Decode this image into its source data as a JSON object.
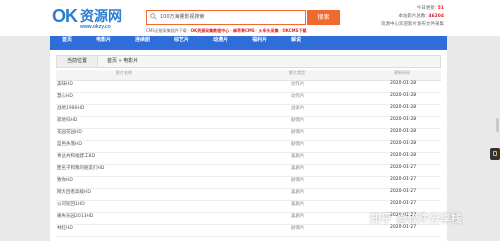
{
  "header": {
    "logo_ok": "OK",
    "logo_cn": "资源网",
    "logo_url": "www.okzy.co",
    "search_placeholder": "100万海量影视搜索",
    "search_button": "搜索",
    "links": [
      "CMS全能采集插件下载",
      "OK资源采集教程中心",
      "麻苹果CMS",
      "火车头采集",
      "OKCMS下载"
    ],
    "stats_label_1": "今日更新:",
    "stats_value_1": "51",
    "stats_label_2": "本站影片总数:",
    "stats_value_2": "46204",
    "stats_line_3": "资源中心欢迎影片发布文件采集"
  },
  "nav": {
    "items": [
      "首页",
      "电影片",
      "连续剧",
      "综艺片",
      "动漫片",
      "福利片",
      "解说"
    ]
  },
  "breadcrumb": {
    "where": "当前位置",
    "path": "首页 » 电影片"
  },
  "table": {
    "columns": [
      "影片名称",
      "影片类型",
      "更新时间"
    ],
    "rows": [
      {
        "name": "美味HD",
        "type": "动作片",
        "date": "2020-01-28"
      },
      {
        "name": "慧心HD",
        "type": "动作片",
        "date": "2020-01-28"
      },
      {
        "name": "战地1980HD",
        "type": "战争片",
        "date": "2020-01-28"
      },
      {
        "name": "寂地归HD",
        "type": "剧情片",
        "date": "2020-01-28"
      },
      {
        "name": "花园花园HD",
        "type": "剧情片",
        "date": "2020-01-28"
      },
      {
        "name": "蓝色失落HD",
        "type": "剧情片",
        "date": "2020-01-28"
      },
      {
        "name": "青丛共和福建工BD",
        "type": "喜剧片",
        "date": "2020-01-28"
      },
      {
        "name": "匿名子和我的朋友们HD",
        "type": "喜剧片",
        "date": "2020-01-27"
      },
      {
        "name": "致你HD",
        "type": "剧情片",
        "date": "2020-01-27"
      },
      {
        "name": "网大后者高级HD",
        "type": "喜剧片",
        "date": "2020-01-27"
      },
      {
        "name": "公司轮回1HD",
        "type": "喜剧片",
        "date": "2020-01-27"
      },
      {
        "name": "痛失乐园2013HD",
        "type": "喜剧片",
        "date": "2020-01-27"
      },
      {
        "name": "林红HD",
        "type": "剧情片",
        "date": "2020-01-27"
      }
    ]
  },
  "watermark": "知乎 @软件分享栈"
}
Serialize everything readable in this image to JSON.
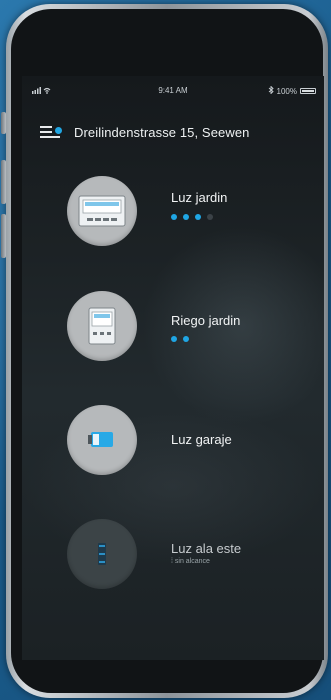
{
  "status_bar": {
    "time": "9:41 AM",
    "battery_text": "100%",
    "battery_level": 1.0
  },
  "header": {
    "title": "Dreilindenstrasse 15, Seewen",
    "menu_icon": "menu-with-notification-dot-icon"
  },
  "devices": [
    {
      "name": "Luz jardin",
      "icon": "timer-panel-icon",
      "signal_level": 3,
      "signal_max": 4,
      "subtitle": ""
    },
    {
      "name": "Riego jardin",
      "icon": "irrigation-controller-icon",
      "signal_level": 2,
      "signal_max": 2,
      "subtitle": ""
    },
    {
      "name": "Luz garaje",
      "icon": "switch-module-icon",
      "signal_level": 0,
      "signal_max": 0,
      "subtitle": ""
    },
    {
      "name": "Luz ala este",
      "icon": "dimmer-switch-icon",
      "signal_level": 0,
      "signal_max": 0,
      "subtitle": "sin alcance"
    }
  ],
  "colors": {
    "accent": "#1fa6e4",
    "background": "#1d5f8d",
    "screen": "#1c2225"
  }
}
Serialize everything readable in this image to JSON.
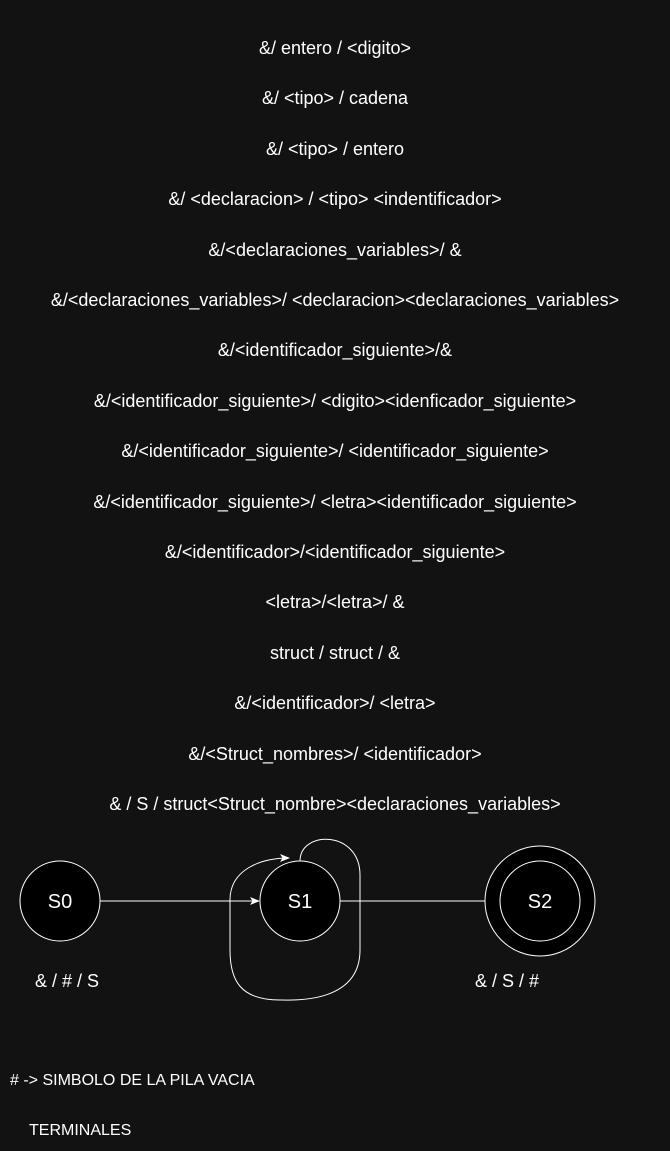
{
  "rules": [
    "&/ entero / <digito>",
    "&/ <tipo> / cadena",
    "&/ <tipo> / entero",
    "&/ <declaracion> / <tipo> <indentificador>",
    "&/<declaraciones_variables>/ &",
    "&/<declaraciones_variables>/ <declaracion><declaraciones_variables>",
    "&/<identificador_siguiente>/&",
    "&/<identificador_siguiente>/ <digito><idenficador_siguiente>",
    "&/<identificador_siguiente>/ <identificador_siguiente>",
    "&/<identificador_siguiente>/ <letra><identificador_siguiente>",
    "&/<identificador>/<identificador_siguiente>",
    "<letra>/<letra>/ &",
    "struct / struct / &",
    "&/<identificador>/ <letra>",
    "&/<Struct_nombres>/ <identificador>",
    "& / S / struct<Struct_nombre><declaraciones_variables>"
  ],
  "states": [
    {
      "id": "S0",
      "label": "S0",
      "accepting": false
    },
    {
      "id": "S1",
      "label": "S1",
      "accepting": false
    },
    {
      "id": "S2",
      "label": "S2",
      "accepting": true
    }
  ],
  "transitions": [
    {
      "from": "S0",
      "to": "S1",
      "label": "& / # / S"
    },
    {
      "from": "S1",
      "to": "S1",
      "label": ""
    },
    {
      "from": "S1",
      "to": "S2",
      "label": "& / S / #"
    }
  ],
  "notes": {
    "empty_stack": "# -> SIMBOLO DE LA PILA VACIA",
    "terminals": "TERMINALES"
  },
  "colors": {
    "background": "#121212",
    "foreground": "#ffffff",
    "state_fill": "#000000"
  }
}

◆ ◆ ◆ ◆

What is expected: Copy out each line that contains the word "icon".

Solution:
    "menu_icon": "menu-with-notification-dot-icon"
      "icon": "timer-panel-icon",
      "icon": "irrigation-controller-icon",
      "icon": "switch-module-icon",
      "icon": "dimmer-switch-icon",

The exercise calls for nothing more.